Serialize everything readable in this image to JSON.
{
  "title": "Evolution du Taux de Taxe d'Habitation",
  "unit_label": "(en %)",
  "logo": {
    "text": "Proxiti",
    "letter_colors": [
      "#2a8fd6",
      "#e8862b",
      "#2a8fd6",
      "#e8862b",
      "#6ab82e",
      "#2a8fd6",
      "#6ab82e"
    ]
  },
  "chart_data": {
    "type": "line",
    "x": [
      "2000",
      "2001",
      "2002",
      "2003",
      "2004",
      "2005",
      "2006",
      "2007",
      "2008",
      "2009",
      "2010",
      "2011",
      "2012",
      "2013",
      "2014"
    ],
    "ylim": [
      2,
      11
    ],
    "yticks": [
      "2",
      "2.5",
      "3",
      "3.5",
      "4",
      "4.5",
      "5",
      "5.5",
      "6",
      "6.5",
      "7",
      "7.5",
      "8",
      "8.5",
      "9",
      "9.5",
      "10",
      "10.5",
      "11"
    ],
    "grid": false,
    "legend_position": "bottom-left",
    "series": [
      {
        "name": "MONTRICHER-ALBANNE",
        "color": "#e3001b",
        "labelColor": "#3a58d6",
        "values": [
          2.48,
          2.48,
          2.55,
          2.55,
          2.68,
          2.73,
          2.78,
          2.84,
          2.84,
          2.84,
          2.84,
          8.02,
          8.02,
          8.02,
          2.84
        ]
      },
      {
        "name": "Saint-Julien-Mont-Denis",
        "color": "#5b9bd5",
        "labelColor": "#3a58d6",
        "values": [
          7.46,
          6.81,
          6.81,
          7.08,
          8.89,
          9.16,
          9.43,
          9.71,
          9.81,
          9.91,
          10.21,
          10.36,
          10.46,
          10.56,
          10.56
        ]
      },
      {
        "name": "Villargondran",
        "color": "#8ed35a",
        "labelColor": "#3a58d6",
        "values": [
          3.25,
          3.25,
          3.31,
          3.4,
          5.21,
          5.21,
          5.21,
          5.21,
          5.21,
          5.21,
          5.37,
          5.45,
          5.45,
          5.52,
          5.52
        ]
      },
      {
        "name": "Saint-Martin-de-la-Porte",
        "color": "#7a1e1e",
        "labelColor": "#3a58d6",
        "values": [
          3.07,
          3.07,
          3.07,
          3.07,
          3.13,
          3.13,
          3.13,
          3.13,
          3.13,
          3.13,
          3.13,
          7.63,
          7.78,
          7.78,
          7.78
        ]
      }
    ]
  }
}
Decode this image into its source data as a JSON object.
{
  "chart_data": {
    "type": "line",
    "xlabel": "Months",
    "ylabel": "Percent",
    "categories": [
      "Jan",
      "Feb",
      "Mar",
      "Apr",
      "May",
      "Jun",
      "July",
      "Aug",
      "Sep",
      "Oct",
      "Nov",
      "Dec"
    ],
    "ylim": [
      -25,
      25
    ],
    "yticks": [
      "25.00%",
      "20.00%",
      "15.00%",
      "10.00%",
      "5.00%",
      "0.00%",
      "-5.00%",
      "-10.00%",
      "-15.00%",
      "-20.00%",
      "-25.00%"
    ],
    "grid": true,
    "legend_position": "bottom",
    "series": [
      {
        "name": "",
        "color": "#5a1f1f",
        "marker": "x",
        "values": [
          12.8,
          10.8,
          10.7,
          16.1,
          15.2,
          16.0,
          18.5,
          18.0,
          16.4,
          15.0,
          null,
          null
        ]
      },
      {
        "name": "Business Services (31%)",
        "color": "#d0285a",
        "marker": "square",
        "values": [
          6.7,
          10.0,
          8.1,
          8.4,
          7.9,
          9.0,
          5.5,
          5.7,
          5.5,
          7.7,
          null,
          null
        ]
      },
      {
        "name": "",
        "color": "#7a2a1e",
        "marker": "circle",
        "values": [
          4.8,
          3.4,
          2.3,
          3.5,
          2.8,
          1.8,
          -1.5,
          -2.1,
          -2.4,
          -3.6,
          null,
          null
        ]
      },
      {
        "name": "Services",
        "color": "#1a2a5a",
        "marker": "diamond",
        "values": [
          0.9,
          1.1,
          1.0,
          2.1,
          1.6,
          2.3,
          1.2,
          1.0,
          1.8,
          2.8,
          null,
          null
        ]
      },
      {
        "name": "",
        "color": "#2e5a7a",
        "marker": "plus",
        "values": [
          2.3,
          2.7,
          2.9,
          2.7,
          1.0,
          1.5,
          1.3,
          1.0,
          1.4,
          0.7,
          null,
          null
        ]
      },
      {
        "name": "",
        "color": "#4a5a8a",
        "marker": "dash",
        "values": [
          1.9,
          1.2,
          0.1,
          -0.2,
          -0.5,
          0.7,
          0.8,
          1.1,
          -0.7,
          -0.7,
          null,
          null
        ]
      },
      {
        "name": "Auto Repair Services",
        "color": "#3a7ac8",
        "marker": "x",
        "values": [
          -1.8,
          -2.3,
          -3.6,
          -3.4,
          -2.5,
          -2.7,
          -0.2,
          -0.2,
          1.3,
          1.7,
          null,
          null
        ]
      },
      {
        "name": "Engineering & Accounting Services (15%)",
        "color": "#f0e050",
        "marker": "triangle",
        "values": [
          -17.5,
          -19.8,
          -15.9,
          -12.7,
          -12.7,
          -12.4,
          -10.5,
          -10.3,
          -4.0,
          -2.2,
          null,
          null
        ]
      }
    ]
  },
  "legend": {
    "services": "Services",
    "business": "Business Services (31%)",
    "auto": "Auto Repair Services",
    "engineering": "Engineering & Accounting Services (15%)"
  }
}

* Task directions
Restate every entry word for word.

* Solution
Serialize everything readable in this image to JSON.
{
  "title": "Evolution du Taux de Taxe d'Habitation",
  "unit_label": "(en %)",
  "logo": {
    "text": "Proxiti",
    "letter_colors": [
      "#2a8fd6",
      "#e8862b",
      "#2a8fd6",
      "#e8862b",
      "#6ab82e",
      "#2a8fd6",
      "#6ab82e"
    ]
  },
  "chart_data": {
    "type": "line",
    "x": [
      "2000",
      "2001",
      "2002",
      "2003",
      "2004",
      "2005",
      "2006",
      "2007",
      "2008",
      "2009",
      "2010",
      "2011",
      "2012",
      "2013",
      "2014"
    ],
    "ylim": [
      2,
      11
    ],
    "yticks": [
      "2",
      "2.5",
      "3",
      "3.5",
      "4",
      "4.5",
      "5",
      "5.5",
      "6",
      "6.5",
      "7",
      "7.5",
      "8",
      "8.5",
      "9",
      "9.5",
      "10",
      "10.5",
      "11"
    ],
    "grid": false,
    "legend_position": "bottom-left",
    "series": [
      {
        "name": "MONTRICHER-ALBANNE",
        "color": "#e3001b",
        "labelColor": "#3a58d6",
        "values": [
          2.48,
          2.48,
          2.55,
          2.55,
          2.68,
          2.73,
          2.78,
          2.84,
          2.84,
          2.84,
          2.84,
          8.02,
          8.02,
          8.02,
          2.84
        ]
      },
      {
        "name": "Saint-Julien-Mont-Denis",
        "color": "#5b9bd5",
        "labelColor": "#3a58d6",
        "values": [
          7.46,
          6.81,
          6.81,
          7.08,
          8.89,
          9.16,
          9.43,
          9.71,
          9.81,
          9.91,
          10.21,
          10.36,
          10.46,
          10.56,
          10.56
        ]
      },
      {
        "name": "Villargondran",
        "color": "#8ed35a",
        "labelColor": "#3a58d6",
        "values": [
          3.25,
          3.25,
          3.31,
          3.4,
          5.21,
          5.21,
          5.21,
          5.21,
          5.21,
          5.21,
          5.37,
          5.45,
          5.45,
          5.52,
          5.52
        ]
      },
      {
        "name": "Saint-Martin-de-la-Porte",
        "color": "#7a1e1e",
        "labelColor": "#3a58d6",
        "values": [
          3.07,
          3.07,
          3.07,
          3.07,
          3.13,
          3.13,
          3.13,
          3.13,
          3.13,
          3.13,
          3.13,
          7.63,
          7.78,
          7.78,
          7.78
        ]
      }
    ]
  }
}
Decode this image into its source data as a JSON object.
{
  "chart_data": {
    "type": "line",
    "xlabel": "Months",
    "ylabel": "Percent",
    "categories": [
      "Jan",
      "Feb",
      "Mar",
      "Apr",
      "May",
      "Jun",
      "July",
      "Aug",
      "Sep",
      "Oct",
      "Nov",
      "Dec"
    ],
    "ylim": [
      -25,
      25
    ],
    "yticks": [
      "25.00%",
      "20.00%",
      "15.00%",
      "10.00%",
      "5.00%",
      "0.00%",
      "-5.00%",
      "-10.00%",
      "-15.00%",
      "-20.00%",
      "-25.00%"
    ],
    "grid": true,
    "legend_position": "bottom",
    "series": [
      {
        "name": "",
        "color": "#5a1f1f",
        "marker": "x",
        "values": [
          12.8,
          10.8,
          10.7,
          16.1,
          15.2,
          16.0,
          18.5,
          18.0,
          16.4,
          15.0,
          null,
          null
        ]
      },
      {
        "name": "Business Services (31%)",
        "color": "#d0285a",
        "marker": "square",
        "values": [
          6.7,
          10.0,
          8.1,
          8.4,
          7.9,
          9.0,
          5.5,
          5.7,
          5.5,
          7.7,
          null,
          null
        ]
      },
      {
        "name": "",
        "color": "#7a2a1e",
        "marker": "circle",
        "values": [
          4.8,
          3.4,
          2.3,
          3.5,
          2.8,
          1.8,
          -1.5,
          -2.1,
          -2.4,
          -3.6,
          null,
          null
        ]
      },
      {
        "name": "Services",
        "color": "#1a2a5a",
        "marker": "diamond",
        "values": [
          0.9,
          1.1,
          1.0,
          2.1,
          1.6,
          2.3,
          1.2,
          1.0,
          1.8,
          2.8,
          null,
          null
        ]
      },
      {
        "name": "",
        "color": "#2e5a7a",
        "marker": "plus",
        "values": [
          2.3,
          2.7,
          2.9,
          2.7,
          1.0,
          1.5,
          1.3,
          1.0,
          1.4,
          0.7,
          null,
          null
        ]
      },
      {
        "name": "",
        "color": "#4a5a8a",
        "marker": "dash",
        "values": [
          1.9,
          1.2,
          0.1,
          -0.2,
          -0.5,
          0.7,
          0.8,
          1.1,
          -0.7,
          -0.7,
          null,
          null
        ]
      },
      {
        "name": "Auto Repair Services",
        "color": "#3a7ac8",
        "marker": "x",
        "values": [
          -1.8,
          -2.3,
          -3.6,
          -3.4,
          -2.5,
          -2.7,
          -0.2,
          -0.2,
          1.3,
          1.7,
          null,
          null
        ]
      },
      {
        "name": "Engineering & Accounting Services (15%)",
        "color": "#f0e050",
        "marker": "triangle",
        "values": [
          -17.5,
          -19.8,
          -15.9,
          -12.7,
          -12.7,
          -12.4,
          -10.5,
          -10.3,
          -4.0,
          -2.2,
          null,
          null
        ]
      }
    ]
  },
  "legend": {
    "services": "Services",
    "business": "Business Services (31%)",
    "auto": "Auto Repair Services",
    "engineering": "Engineering & Accounting Services (15%)"
  }
}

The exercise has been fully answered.